[Required task]
Here are some records. Copy each one exactly.

[Task material]
┄┄┄┄┄┄┄┄┄┄

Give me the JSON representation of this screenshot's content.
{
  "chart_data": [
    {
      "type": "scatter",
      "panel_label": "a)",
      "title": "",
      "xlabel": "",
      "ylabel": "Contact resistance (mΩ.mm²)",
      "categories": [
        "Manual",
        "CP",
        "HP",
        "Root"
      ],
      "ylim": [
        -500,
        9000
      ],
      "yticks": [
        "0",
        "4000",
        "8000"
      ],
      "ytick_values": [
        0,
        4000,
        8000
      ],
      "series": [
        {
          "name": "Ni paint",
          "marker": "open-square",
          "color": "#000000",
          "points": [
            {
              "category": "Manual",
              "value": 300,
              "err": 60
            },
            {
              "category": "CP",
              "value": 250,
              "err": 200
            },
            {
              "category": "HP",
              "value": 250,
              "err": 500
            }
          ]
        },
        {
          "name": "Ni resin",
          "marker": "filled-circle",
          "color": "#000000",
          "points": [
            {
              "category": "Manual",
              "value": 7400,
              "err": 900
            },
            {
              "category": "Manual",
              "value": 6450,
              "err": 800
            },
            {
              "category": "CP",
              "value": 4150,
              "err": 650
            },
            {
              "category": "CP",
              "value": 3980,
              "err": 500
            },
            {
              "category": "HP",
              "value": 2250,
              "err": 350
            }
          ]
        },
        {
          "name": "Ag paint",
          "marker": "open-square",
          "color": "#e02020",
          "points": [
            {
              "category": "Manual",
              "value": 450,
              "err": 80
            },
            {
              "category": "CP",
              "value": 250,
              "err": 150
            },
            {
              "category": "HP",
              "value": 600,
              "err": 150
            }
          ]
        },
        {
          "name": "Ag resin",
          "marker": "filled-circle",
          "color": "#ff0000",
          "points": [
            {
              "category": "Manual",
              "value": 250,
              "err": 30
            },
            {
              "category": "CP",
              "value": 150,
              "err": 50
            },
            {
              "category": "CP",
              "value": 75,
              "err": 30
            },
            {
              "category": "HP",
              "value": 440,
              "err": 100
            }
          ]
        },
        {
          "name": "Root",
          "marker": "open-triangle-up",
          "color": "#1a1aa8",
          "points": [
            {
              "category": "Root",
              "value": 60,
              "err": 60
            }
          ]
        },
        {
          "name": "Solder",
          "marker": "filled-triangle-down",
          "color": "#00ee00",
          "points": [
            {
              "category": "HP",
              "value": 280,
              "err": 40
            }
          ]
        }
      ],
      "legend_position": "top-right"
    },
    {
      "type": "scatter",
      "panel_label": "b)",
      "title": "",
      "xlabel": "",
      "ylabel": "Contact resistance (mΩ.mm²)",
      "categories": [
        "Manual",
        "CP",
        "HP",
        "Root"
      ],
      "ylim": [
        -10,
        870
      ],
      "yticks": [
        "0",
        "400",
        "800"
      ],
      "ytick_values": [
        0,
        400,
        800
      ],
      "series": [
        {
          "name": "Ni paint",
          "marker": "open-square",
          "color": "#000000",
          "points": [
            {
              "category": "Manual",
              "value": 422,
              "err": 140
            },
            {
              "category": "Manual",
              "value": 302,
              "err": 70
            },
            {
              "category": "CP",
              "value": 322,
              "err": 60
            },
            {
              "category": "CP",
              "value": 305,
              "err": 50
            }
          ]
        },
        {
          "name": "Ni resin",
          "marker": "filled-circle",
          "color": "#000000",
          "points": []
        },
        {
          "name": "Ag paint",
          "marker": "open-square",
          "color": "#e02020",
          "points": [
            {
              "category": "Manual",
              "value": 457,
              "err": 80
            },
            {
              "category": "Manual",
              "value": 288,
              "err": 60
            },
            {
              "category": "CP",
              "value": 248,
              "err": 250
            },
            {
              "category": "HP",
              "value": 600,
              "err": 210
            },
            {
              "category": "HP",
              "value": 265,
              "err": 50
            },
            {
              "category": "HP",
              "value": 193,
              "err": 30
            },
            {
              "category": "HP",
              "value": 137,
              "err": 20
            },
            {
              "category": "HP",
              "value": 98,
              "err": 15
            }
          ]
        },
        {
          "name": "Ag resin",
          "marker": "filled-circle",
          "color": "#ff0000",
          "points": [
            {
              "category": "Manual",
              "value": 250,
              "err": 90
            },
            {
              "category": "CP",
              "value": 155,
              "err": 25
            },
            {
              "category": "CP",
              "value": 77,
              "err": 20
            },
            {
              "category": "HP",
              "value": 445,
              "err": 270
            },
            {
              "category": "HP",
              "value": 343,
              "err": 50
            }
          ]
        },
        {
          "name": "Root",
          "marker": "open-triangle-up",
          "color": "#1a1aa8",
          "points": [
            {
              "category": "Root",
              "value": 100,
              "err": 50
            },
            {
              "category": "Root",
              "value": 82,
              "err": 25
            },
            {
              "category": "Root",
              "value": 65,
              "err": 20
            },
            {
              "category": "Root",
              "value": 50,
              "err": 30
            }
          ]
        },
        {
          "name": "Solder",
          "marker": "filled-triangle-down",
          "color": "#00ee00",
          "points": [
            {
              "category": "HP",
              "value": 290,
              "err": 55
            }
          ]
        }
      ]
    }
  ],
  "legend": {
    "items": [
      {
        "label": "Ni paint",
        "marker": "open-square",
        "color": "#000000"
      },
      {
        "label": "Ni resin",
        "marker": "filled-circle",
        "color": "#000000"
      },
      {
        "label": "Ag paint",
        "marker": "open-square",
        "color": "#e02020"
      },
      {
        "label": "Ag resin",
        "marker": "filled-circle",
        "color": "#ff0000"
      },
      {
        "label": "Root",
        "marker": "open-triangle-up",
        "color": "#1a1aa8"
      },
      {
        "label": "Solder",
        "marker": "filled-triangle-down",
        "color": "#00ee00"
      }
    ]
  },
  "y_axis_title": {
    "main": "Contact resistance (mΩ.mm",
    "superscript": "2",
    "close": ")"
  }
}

┄┄┄┄┄┄┄┄┄┄

[Task answer]
Give me the JSON representation of this screenshot's content.
{
  "chart_data": [
    {
      "type": "scatter",
      "panel_label": "a)",
      "title": "",
      "xlabel": "",
      "ylabel": "Contact resistance (mΩ.mm²)",
      "categories": [
        "Manual",
        "CP",
        "HP",
        "Root"
      ],
      "ylim": [
        -500,
        9000
      ],
      "yticks": [
        "0",
        "4000",
        "8000"
      ],
      "ytick_values": [
        0,
        4000,
        8000
      ],
      "series": [
        {
          "name": "Ni paint",
          "marker": "open-square",
          "color": "#000000",
          "points": [
            {
              "category": "Manual",
              "value": 300,
              "err": 60
            },
            {
              "category": "CP",
              "value": 250,
              "err": 200
            },
            {
              "category": "HP",
              "value": 250,
              "err": 500
            }
          ]
        },
        {
          "name": "Ni resin",
          "marker": "filled-circle",
          "color": "#000000",
          "points": [
            {
              "category": "Manual",
              "value": 7400,
              "err": 900
            },
            {
              "category": "Manual",
              "value": 6450,
              "err": 800
            },
            {
              "category": "CP",
              "value": 4150,
              "err": 650
            },
            {
              "category": "CP",
              "value": 3980,
              "err": 500
            },
            {
              "category": "HP",
              "value": 2250,
              "err": 350
            }
          ]
        },
        {
          "name": "Ag paint",
          "marker": "open-square",
          "color": "#e02020",
          "points": [
            {
              "category": "Manual",
              "value": 450,
              "err": 80
            },
            {
              "category": "CP",
              "value": 250,
              "err": 150
            },
            {
              "category": "HP",
              "value": 600,
              "err": 150
            }
          ]
        },
        {
          "name": "Ag resin",
          "marker": "filled-circle",
          "color": "#ff0000",
          "points": [
            {
              "category": "Manual",
              "value": 250,
              "err": 30
            },
            {
              "category": "CP",
              "value": 150,
              "err": 50
            },
            {
              "category": "CP",
              "value": 75,
              "err": 30
            },
            {
              "category": "HP",
              "value": 440,
              "err": 100
            }
          ]
        },
        {
          "name": "Root",
          "marker": "open-triangle-up",
          "color": "#1a1aa8",
          "points": [
            {
              "category": "Root",
              "value": 60,
              "err": 60
            }
          ]
        },
        {
          "name": "Solder",
          "marker": "filled-triangle-down",
          "color": "#00ee00",
          "points": [
            {
              "category": "HP",
              "value": 280,
              "err": 40
            }
          ]
        }
      ],
      "legend_position": "top-right"
    },
    {
      "type": "scatter",
      "panel_label": "b)",
      "title": "",
      "xlabel": "",
      "ylabel": "Contact resistance (mΩ.mm²)",
      "categories": [
        "Manual",
        "CP",
        "HP",
        "Root"
      ],
      "ylim": [
        -10,
        870
      ],
      "yticks": [
        "0",
        "400",
        "800"
      ],
      "ytick_values": [
        0,
        400,
        800
      ],
      "series": [
        {
          "name": "Ni paint",
          "marker": "open-square",
          "color": "#000000",
          "points": [
            {
              "category": "Manual",
              "value": 422,
              "err": 140
            },
            {
              "category": "Manual",
              "value": 302,
              "err": 70
            },
            {
              "category": "CP",
              "value": 322,
              "err": 60
            },
            {
              "category": "CP",
              "value": 305,
              "err": 50
            }
          ]
        },
        {
          "name": "Ni resin",
          "marker": "filled-circle",
          "color": "#000000",
          "points": []
        },
        {
          "name": "Ag paint",
          "marker": "open-square",
          "color": "#e02020",
          "points": [
            {
              "category": "Manual",
              "value": 457,
              "err": 80
            },
            {
              "category": "Manual",
              "value": 288,
              "err": 60
            },
            {
              "category": "CP",
              "value": 248,
              "err": 250
            },
            {
              "category": "HP",
              "value": 600,
              "err": 210
            },
            {
              "category": "HP",
              "value": 265,
              "err": 50
            },
            {
              "category": "HP",
              "value": 193,
              "err": 30
            },
            {
              "category": "HP",
              "value": 137,
              "err": 20
            },
            {
              "category": "HP",
              "value": 98,
              "err": 15
            }
          ]
        },
        {
          "name": "Ag resin",
          "marker": "filled-circle",
          "color": "#ff0000",
          "points": [
            {
              "category": "Manual",
              "value": 250,
              "err": 90
            },
            {
              "category": "CP",
              "value": 155,
              "err": 25
            },
            {
              "category": "CP",
              "value": 77,
              "err": 20
            },
            {
              "category": "HP",
              "value": 445,
              "err": 270
            },
            {
              "category": "HP",
              "value": 343,
              "err": 50
            }
          ]
        },
        {
          "name": "Root",
          "marker": "open-triangle-up",
          "color": "#1a1aa8",
          "points": [
            {
              "category": "Root",
              "value": 100,
              "err": 50
            },
            {
              "category": "Root",
              "value": 82,
              "err": 25
            },
            {
              "category": "Root",
              "value": 65,
              "err": 20
            },
            {
              "category": "Root",
              "value": 50,
              "err": 30
            }
          ]
        },
        {
          "name": "Solder",
          "marker": "filled-triangle-down",
          "color": "#00ee00",
          "points": [
            {
              "category": "HP",
              "value": 290,
              "err": 55
            }
          ]
        }
      ]
    }
  ],
  "legend": {
    "items": [
      {
        "label": "Ni paint",
        "marker": "open-square",
        "color": "#000000"
      },
      {
        "label": "Ni resin",
        "marker": "filled-circle",
        "color": "#000000"
      },
      {
        "label": "Ag paint",
        "marker": "open-square",
        "color": "#e02020"
      },
      {
        "label": "Ag resin",
        "marker": "filled-circle",
        "color": "#ff0000"
      },
      {
        "label": "Root",
        "marker": "open-triangle-up",
        "color": "#1a1aa8"
      },
      {
        "label": "Solder",
        "marker": "filled-triangle-down",
        "color": "#00ee00"
      }
    ]
  },
  "y_axis_title": {
    "main": "Contact resistance (mΩ.mm",
    "superscript": "2",
    "close": ")"
  }
}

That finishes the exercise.